Extracted records
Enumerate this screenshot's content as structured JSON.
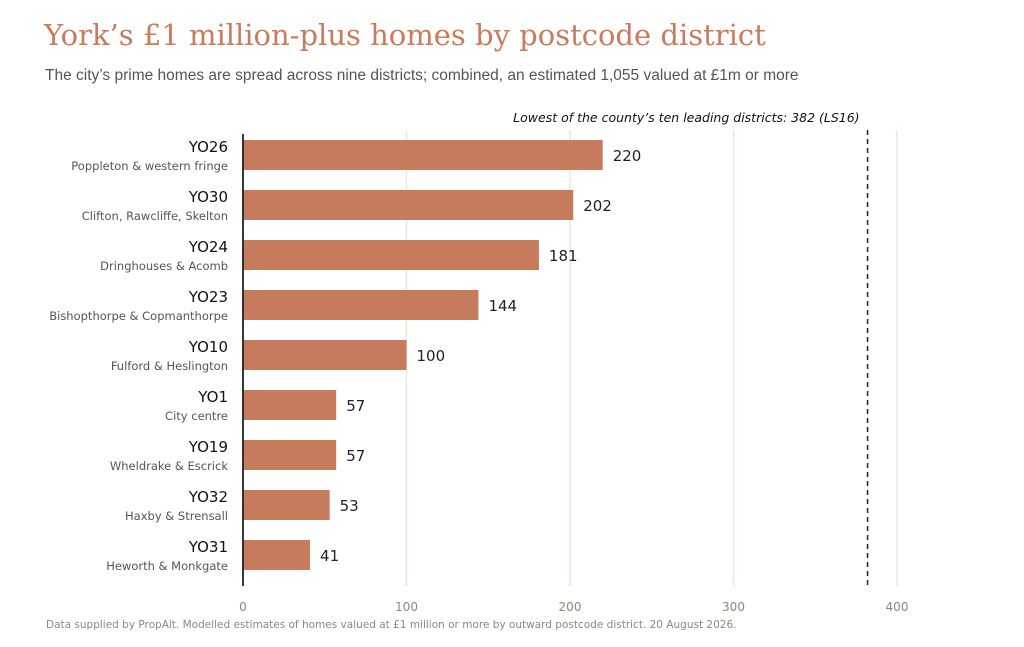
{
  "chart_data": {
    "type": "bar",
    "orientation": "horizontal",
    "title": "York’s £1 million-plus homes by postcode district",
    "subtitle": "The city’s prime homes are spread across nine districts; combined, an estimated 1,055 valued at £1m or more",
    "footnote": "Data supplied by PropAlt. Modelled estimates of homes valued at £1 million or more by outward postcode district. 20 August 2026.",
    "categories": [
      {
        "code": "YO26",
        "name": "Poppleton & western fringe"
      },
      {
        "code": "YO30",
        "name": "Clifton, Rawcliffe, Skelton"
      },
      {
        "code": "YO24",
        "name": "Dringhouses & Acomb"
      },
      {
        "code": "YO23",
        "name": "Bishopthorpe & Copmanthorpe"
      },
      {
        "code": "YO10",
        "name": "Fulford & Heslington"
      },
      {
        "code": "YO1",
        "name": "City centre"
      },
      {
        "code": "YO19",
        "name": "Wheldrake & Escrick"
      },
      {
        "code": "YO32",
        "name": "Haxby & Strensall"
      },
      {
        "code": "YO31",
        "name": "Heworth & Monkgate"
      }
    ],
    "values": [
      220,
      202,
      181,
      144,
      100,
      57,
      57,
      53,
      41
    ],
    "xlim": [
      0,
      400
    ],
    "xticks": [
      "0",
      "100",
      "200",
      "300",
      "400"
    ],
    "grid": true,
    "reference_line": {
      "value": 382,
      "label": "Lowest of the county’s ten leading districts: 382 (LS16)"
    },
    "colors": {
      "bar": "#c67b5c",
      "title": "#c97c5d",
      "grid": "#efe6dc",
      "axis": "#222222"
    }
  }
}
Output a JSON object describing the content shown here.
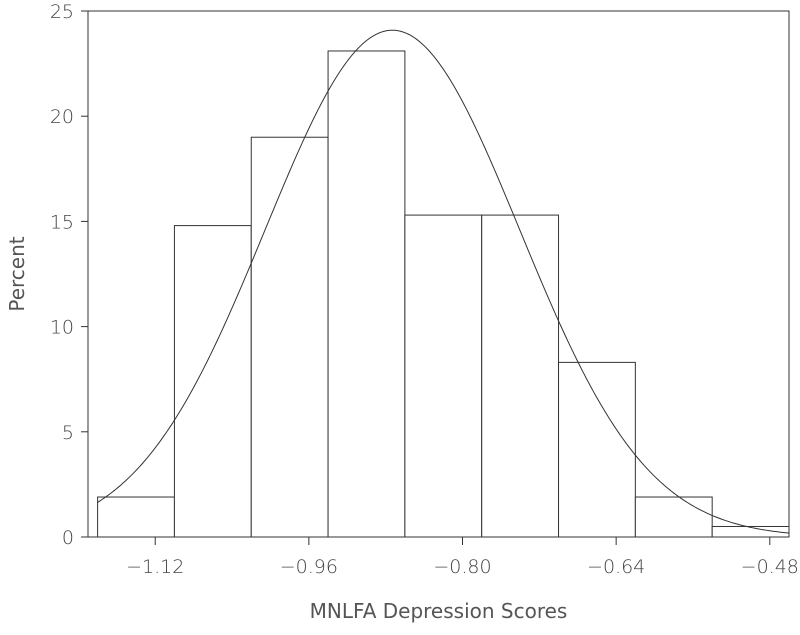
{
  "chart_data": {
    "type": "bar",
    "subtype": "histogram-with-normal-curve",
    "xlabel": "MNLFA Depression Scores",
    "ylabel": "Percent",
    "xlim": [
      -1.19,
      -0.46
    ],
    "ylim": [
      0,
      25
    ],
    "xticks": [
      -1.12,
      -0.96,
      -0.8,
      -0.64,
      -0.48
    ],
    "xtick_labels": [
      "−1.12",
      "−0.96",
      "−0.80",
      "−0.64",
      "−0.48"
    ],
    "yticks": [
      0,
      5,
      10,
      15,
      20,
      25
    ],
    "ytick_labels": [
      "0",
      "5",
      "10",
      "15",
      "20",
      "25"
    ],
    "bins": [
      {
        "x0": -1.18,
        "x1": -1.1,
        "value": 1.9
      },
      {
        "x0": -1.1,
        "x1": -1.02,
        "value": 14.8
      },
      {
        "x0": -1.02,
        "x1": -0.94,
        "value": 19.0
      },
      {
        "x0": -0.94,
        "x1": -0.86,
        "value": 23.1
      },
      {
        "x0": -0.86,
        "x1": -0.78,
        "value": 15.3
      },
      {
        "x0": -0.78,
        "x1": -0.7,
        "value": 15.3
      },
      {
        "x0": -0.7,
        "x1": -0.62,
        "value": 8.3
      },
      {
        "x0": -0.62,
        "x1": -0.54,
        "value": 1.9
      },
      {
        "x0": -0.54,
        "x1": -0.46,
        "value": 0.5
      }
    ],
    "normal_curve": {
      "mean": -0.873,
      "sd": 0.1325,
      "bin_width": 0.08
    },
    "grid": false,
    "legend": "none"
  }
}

## DIRECTION
How many lines of the data contain the word "postcode"? Answer with the number alone.

## SOLVED PROBLEM
2